» Your goal
Wherever the word "title" occurs in the listing, copy the whole line.

» Material for the task
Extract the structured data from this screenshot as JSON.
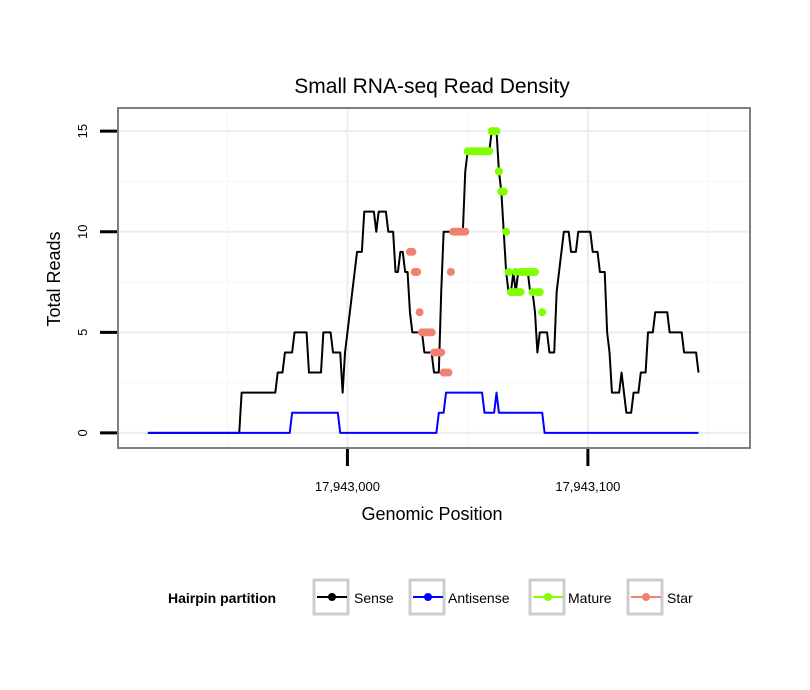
{
  "chart_data": {
    "type": "line",
    "title": "Small RNA-seq Read Density",
    "xlabel": "Genomic Position",
    "ylabel": "Total Reads",
    "xlim": [
      17942905,
      17943167
    ],
    "ylim": [
      -0.7,
      16.1
    ],
    "x_ticks": [
      17943000,
      17943100
    ],
    "x_tick_labels": [
      "17,943,000",
      "17,943,100"
    ],
    "y_ticks": [
      0,
      5,
      10,
      15
    ],
    "y_tick_labels": [
      "0",
      "5",
      "10",
      "15"
    ],
    "grid": true,
    "legend": {
      "title": "Hairpin partition",
      "position": "bottom",
      "entries": [
        "Sense",
        "Antisense",
        "Mature",
        "Star"
      ]
    },
    "series": [
      {
        "name": "Sense",
        "color": "#000000",
        "points": false,
        "points_data": [
          [
            17942917,
            0
          ],
          [
            17942955,
            0
          ],
          [
            17942956,
            2
          ],
          [
            17942970,
            2
          ],
          [
            17942971,
            3
          ],
          [
            17942973,
            3
          ],
          [
            17942974,
            4
          ],
          [
            17942977,
            4
          ],
          [
            17942978,
            5
          ],
          [
            17942983,
            5
          ],
          [
            17942984,
            3
          ],
          [
            17942989,
            3
          ],
          [
            17942990,
            5
          ],
          [
            17942993,
            5
          ],
          [
            17942994,
            4
          ],
          [
            17942997,
            4
          ],
          [
            17942998,
            2
          ],
          [
            17942999,
            4
          ],
          [
            17943000,
            5
          ],
          [
            17943002,
            7
          ],
          [
            17943003,
            8
          ],
          [
            17943004,
            9
          ],
          [
            17943006,
            9
          ],
          [
            17943007,
            11
          ],
          [
            17943011,
            11
          ],
          [
            17943012,
            10
          ],
          [
            17943013,
            11
          ],
          [
            17943016,
            11
          ],
          [
            17943017,
            10
          ],
          [
            17943019,
            10
          ],
          [
            17943020,
            8
          ],
          [
            17943021,
            8
          ],
          [
            17943022,
            9
          ],
          [
            17943023,
            9
          ],
          [
            17943024,
            8
          ],
          [
            17943025,
            8
          ],
          [
            17943026,
            6
          ],
          [
            17943027,
            5
          ],
          [
            17943031,
            5
          ],
          [
            17943032,
            4
          ],
          [
            17943035,
            4
          ],
          [
            17943036,
            3
          ],
          [
            17943038,
            3
          ],
          [
            17943039,
            7
          ],
          [
            17943040,
            10
          ],
          [
            17943048,
            10
          ],
          [
            17943049,
            13
          ],
          [
            17943050,
            14
          ],
          [
            17943059,
            14
          ],
          [
            17943060,
            15
          ],
          [
            17943062,
            15
          ],
          [
            17943063,
            13
          ],
          [
            17943064,
            12
          ],
          [
            17943065,
            10
          ],
          [
            17943066,
            8
          ],
          [
            17943067,
            7
          ],
          [
            17943068,
            7
          ],
          [
            17943069,
            8
          ],
          [
            17943070,
            7
          ],
          [
            17943071,
            8
          ],
          [
            17943075,
            8
          ],
          [
            17943076,
            7
          ],
          [
            17943077,
            7
          ],
          [
            17943078,
            6
          ],
          [
            17943079,
            4
          ],
          [
            17943080,
            5
          ],
          [
            17943083,
            5
          ],
          [
            17943084,
            4
          ],
          [
            17943086,
            4
          ],
          [
            17943087,
            7
          ],
          [
            17943090,
            10
          ],
          [
            17943092,
            10
          ],
          [
            17943093,
            9
          ],
          [
            17943095,
            9
          ],
          [
            17943096,
            10
          ],
          [
            17943101,
            10
          ],
          [
            17943102,
            9
          ],
          [
            17943104,
            9
          ],
          [
            17943105,
            8
          ],
          [
            17943107,
            8
          ],
          [
            17943108,
            5
          ],
          [
            17943109,
            4
          ],
          [
            17943110,
            2
          ],
          [
            17943113,
            2
          ],
          [
            17943114,
            3
          ],
          [
            17943115,
            2
          ],
          [
            17943116,
            1
          ],
          [
            17943118,
            1
          ],
          [
            17943119,
            2
          ],
          [
            17943121,
            2
          ],
          [
            17943122,
            3
          ],
          [
            17943124,
            3
          ],
          [
            17943125,
            5
          ],
          [
            17943127,
            5
          ],
          [
            17943128,
            6
          ],
          [
            17943133,
            6
          ],
          [
            17943134,
            5
          ],
          [
            17943139,
            5
          ],
          [
            17943140,
            4
          ],
          [
            17943145,
            4
          ],
          [
            17943146,
            3
          ]
        ]
      },
      {
        "name": "Antisense",
        "color": "#0000ff",
        "points": false,
        "points_data": [
          [
            17942917,
            0
          ],
          [
            17942976,
            0
          ],
          [
            17942977,
            1
          ],
          [
            17942996,
            1
          ],
          [
            17942997,
            0
          ],
          [
            17943037,
            0
          ],
          [
            17943038,
            1
          ],
          [
            17943040,
            1
          ],
          [
            17943041,
            2
          ],
          [
            17943056,
            2
          ],
          [
            17943057,
            1
          ],
          [
            17943061,
            1
          ],
          [
            17943062,
            2
          ],
          [
            17943063,
            1
          ],
          [
            17943081,
            1
          ],
          [
            17943082,
            0
          ],
          [
            17943146,
            0
          ]
        ]
      },
      {
        "name": "Mature",
        "color": "#7fff00",
        "points": true,
        "points_data": [
          [
            17943050,
            14
          ],
          [
            17943051,
            14
          ],
          [
            17943052,
            14
          ],
          [
            17943053,
            14
          ],
          [
            17943054,
            14
          ],
          [
            17943055,
            14
          ],
          [
            17943056,
            14
          ],
          [
            17943057,
            14
          ],
          [
            17943058,
            14
          ],
          [
            17943059,
            14
          ],
          [
            17943060,
            15
          ],
          [
            17943061,
            15
          ],
          [
            17943062,
            15
          ],
          [
            17943063,
            13
          ],
          [
            17943064,
            12
          ],
          [
            17943065,
            12
          ],
          [
            17943066,
            10
          ],
          [
            17943067,
            8
          ],
          [
            17943068,
            7
          ],
          [
            17943069,
            7
          ],
          [
            17943070,
            8
          ],
          [
            17943070,
            7
          ],
          [
            17943071,
            7
          ],
          [
            17943072,
            7
          ],
          [
            17943072,
            8
          ],
          [
            17943073,
            8
          ],
          [
            17943074,
            8
          ],
          [
            17943075,
            8
          ],
          [
            17943076,
            8
          ],
          [
            17943077,
            8
          ],
          [
            17943077,
            7
          ],
          [
            17943078,
            8
          ],
          [
            17943079,
            7
          ],
          [
            17943080,
            7
          ],
          [
            17943081,
            6
          ]
        ]
      },
      {
        "name": "Star",
        "color": "#f08070",
        "points": true,
        "points_data": [
          [
            17943026,
            9
          ],
          [
            17943027,
            9
          ],
          [
            17943028,
            8
          ],
          [
            17943029,
            8
          ],
          [
            17943030,
            6
          ],
          [
            17943031,
            5
          ],
          [
            17943032,
            5
          ],
          [
            17943033,
            5
          ],
          [
            17943034,
            5
          ],
          [
            17943035,
            5
          ],
          [
            17943036,
            4
          ],
          [
            17943037,
            4
          ],
          [
            17943038,
            4
          ],
          [
            17943039,
            4
          ],
          [
            17943040,
            3
          ],
          [
            17943041,
            3
          ],
          [
            17943042,
            3
          ],
          [
            17943043,
            8
          ],
          [
            17943044,
            10
          ],
          [
            17943045,
            10
          ],
          [
            17943046,
            10
          ],
          [
            17943047,
            10
          ],
          [
            17943048,
            10
          ],
          [
            17943049,
            10
          ]
        ]
      }
    ]
  }
}
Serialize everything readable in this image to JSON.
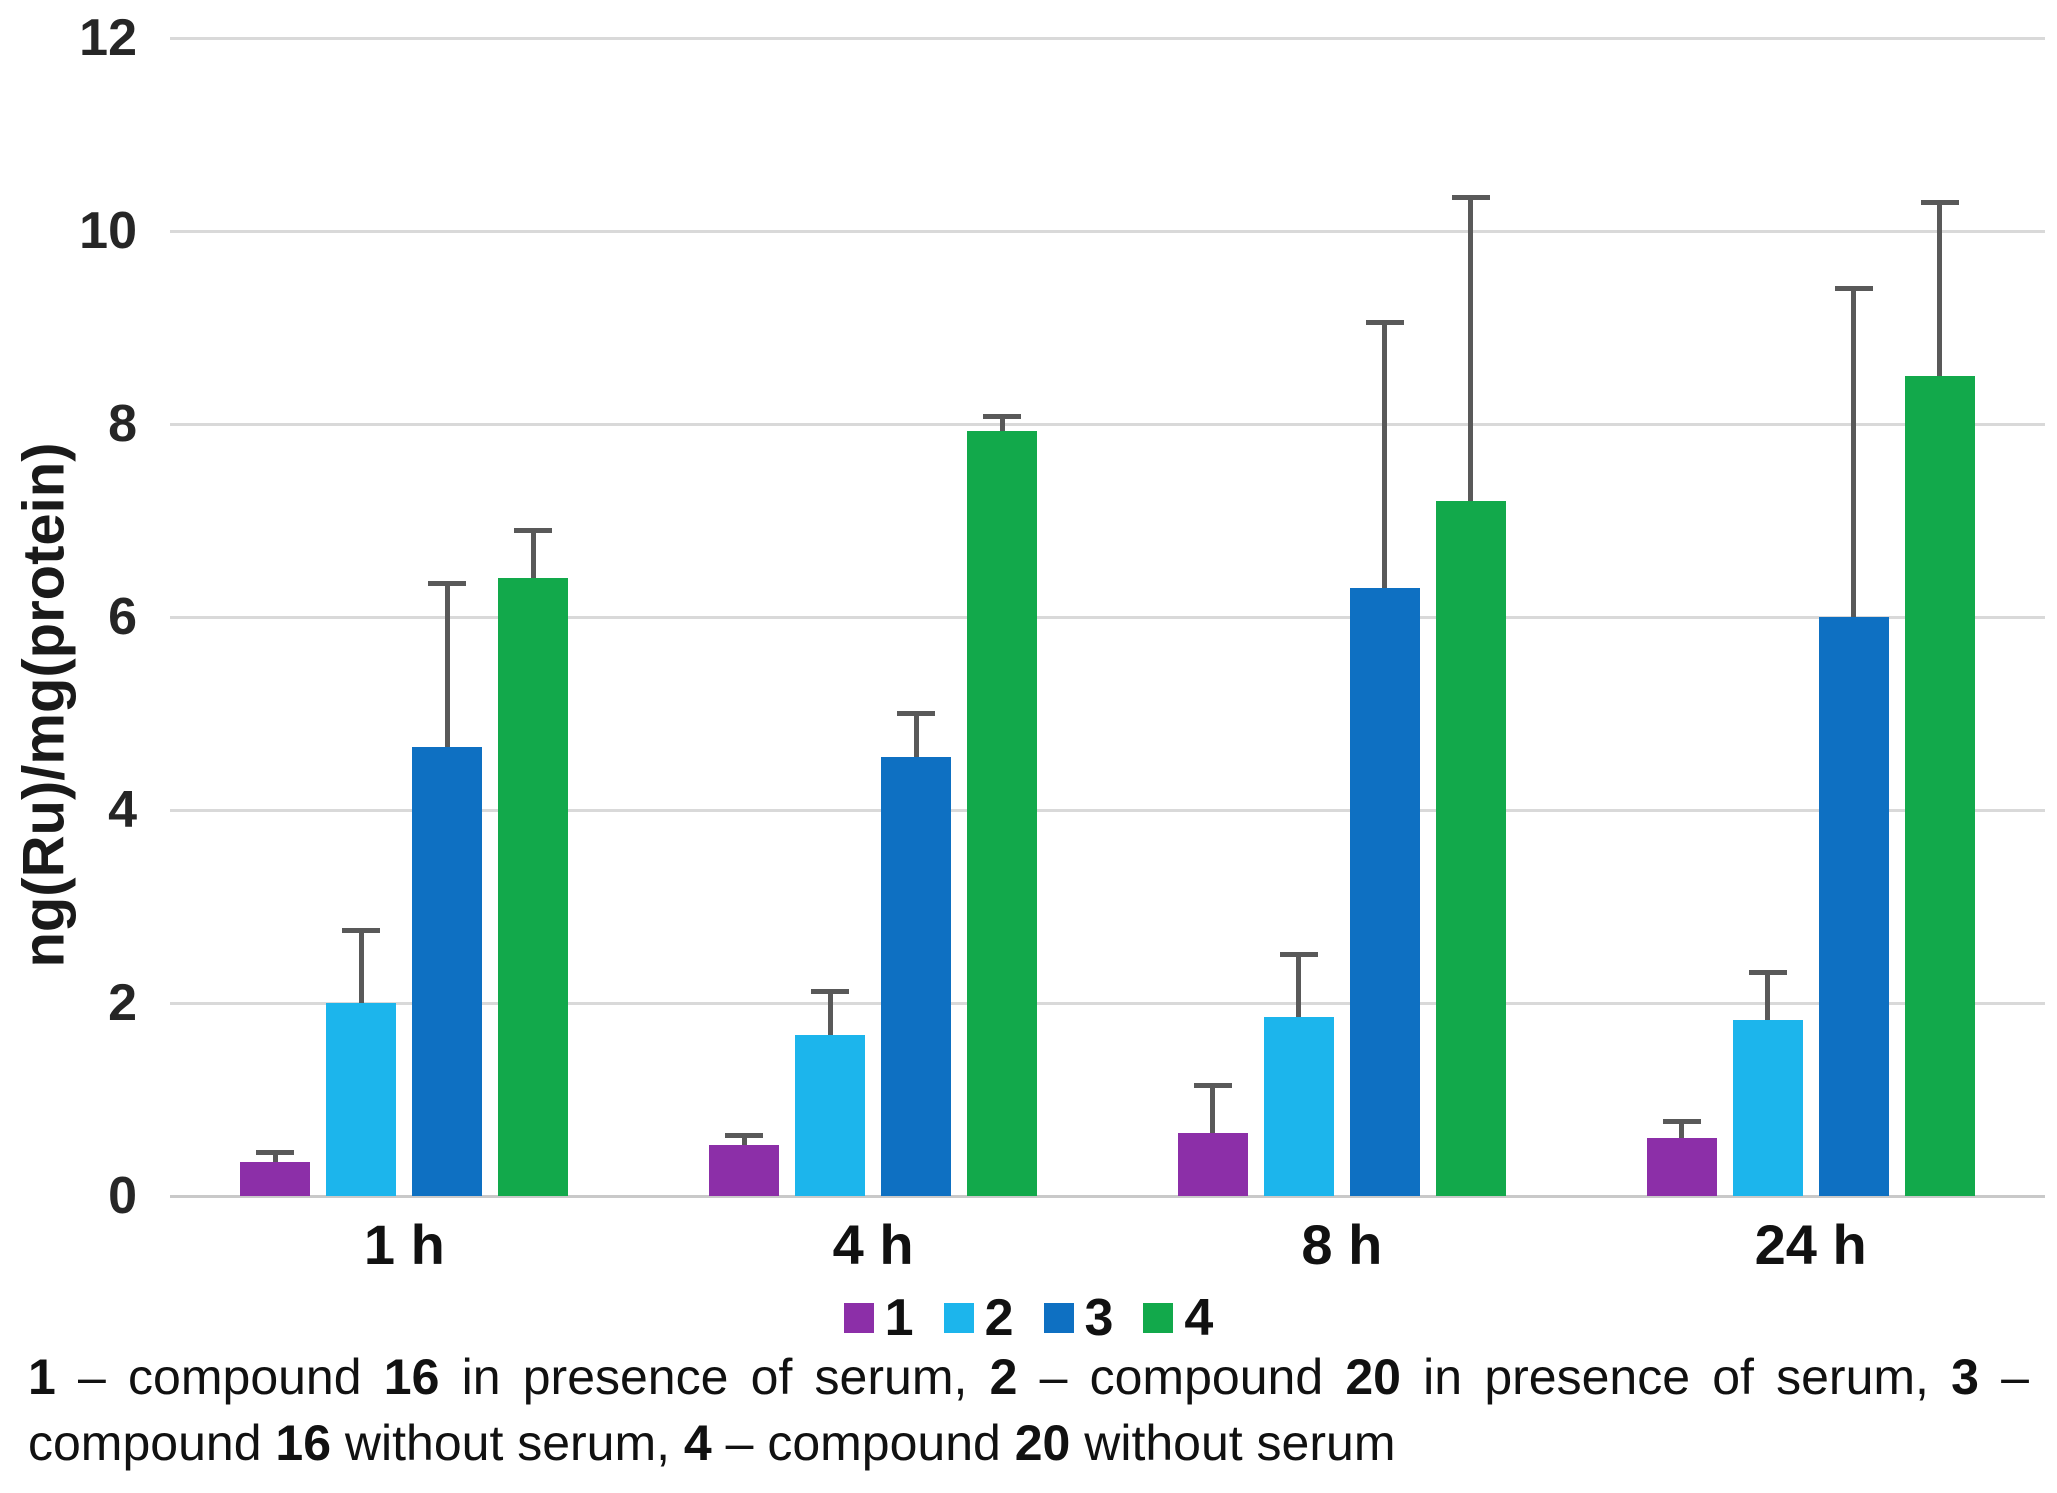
{
  "colors": {
    "gridline": "#d9d9d9",
    "baseline": "#c9c9c9",
    "error_bar": "#595959",
    "tick_text": "#262626"
  },
  "chart_data": {
    "type": "bar",
    "title": "",
    "xlabel": "",
    "ylabel": "ng(Ru)/mg(protein)",
    "ylim": [
      0,
      12
    ],
    "yticks": [
      0,
      2,
      4,
      6,
      8,
      10,
      12
    ],
    "grid": "horizontal gridlines only",
    "legend_position": "bottom center",
    "categories": [
      "1 h",
      "4 h",
      "8 h",
      "24 h"
    ],
    "series": [
      {
        "name": "1",
        "color": "#8C2FA8",
        "values": [
          0.35,
          0.53,
          0.65,
          0.6
        ],
        "error_up": [
          0.1,
          0.1,
          0.5,
          0.17
        ]
      },
      {
        "name": "2",
        "color": "#1CB5EC",
        "values": [
          2.0,
          1.67,
          1.85,
          1.82
        ],
        "error_up": [
          0.75,
          0.45,
          0.65,
          0.5
        ]
      },
      {
        "name": "3",
        "color": "#0E70C2",
        "values": [
          4.65,
          4.55,
          6.3,
          6.0
        ],
        "error_up": [
          1.7,
          0.45,
          2.75,
          3.4
        ]
      },
      {
        "name": "4",
        "color": "#12A94B",
        "values": [
          6.4,
          7.93,
          7.2,
          8.5
        ],
        "error_up": [
          0.5,
          0.15,
          3.15,
          1.8
        ]
      }
    ]
  },
  "caption": {
    "line1": [
      {
        "text": "1",
        "bold": true
      },
      {
        "text": " – compound ",
        "bold": false
      },
      {
        "text": "16",
        "bold": true
      },
      {
        "text": " in presence of serum, ",
        "bold": false
      },
      {
        "text": "2",
        "bold": true
      },
      {
        "text": " – compound ",
        "bold": false
      },
      {
        "text": "20",
        "bold": true
      },
      {
        "text": " in presence of serum, ",
        "bold": false
      },
      {
        "text": "3",
        "bold": true
      },
      {
        "text": " –",
        "bold": false
      }
    ],
    "line2": [
      {
        "text": "compound ",
        "bold": false
      },
      {
        "text": "16",
        "bold": true
      },
      {
        "text": " without serum, ",
        "bold": false
      },
      {
        "text": "4",
        "bold": true
      },
      {
        "text": " – compound ",
        "bold": false
      },
      {
        "text": "20",
        "bold": true
      },
      {
        "text": " without serum",
        "bold": false
      }
    ]
  }
}
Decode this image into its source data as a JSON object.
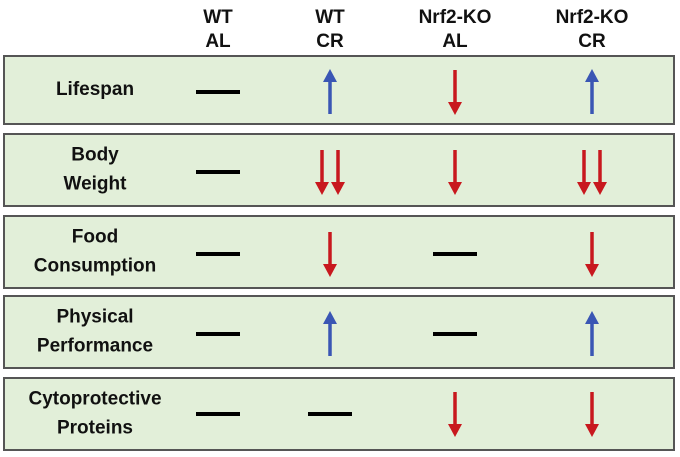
{
  "header": {
    "columns": [
      [
        "WT",
        "AL"
      ],
      [
        "WT",
        "CR"
      ],
      [
        "Nrf2-KO",
        "AL"
      ],
      [
        "Nrf2-KO",
        "CR"
      ]
    ]
  },
  "rows": [
    {
      "label": [
        "Lifespan"
      ]
    },
    {
      "label": [
        "Body",
        "Weight"
      ]
    },
    {
      "label": [
        "Food",
        "Consumption"
      ]
    },
    {
      "label": [
        "Physical",
        "Performance"
      ]
    },
    {
      "label": [
        "Cytoprotective",
        "Proteins"
      ]
    }
  ]
}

» Final answer
    "title": "Small RNA-seq Read Density",
      "title": "Hairpin partition",
    "title": "",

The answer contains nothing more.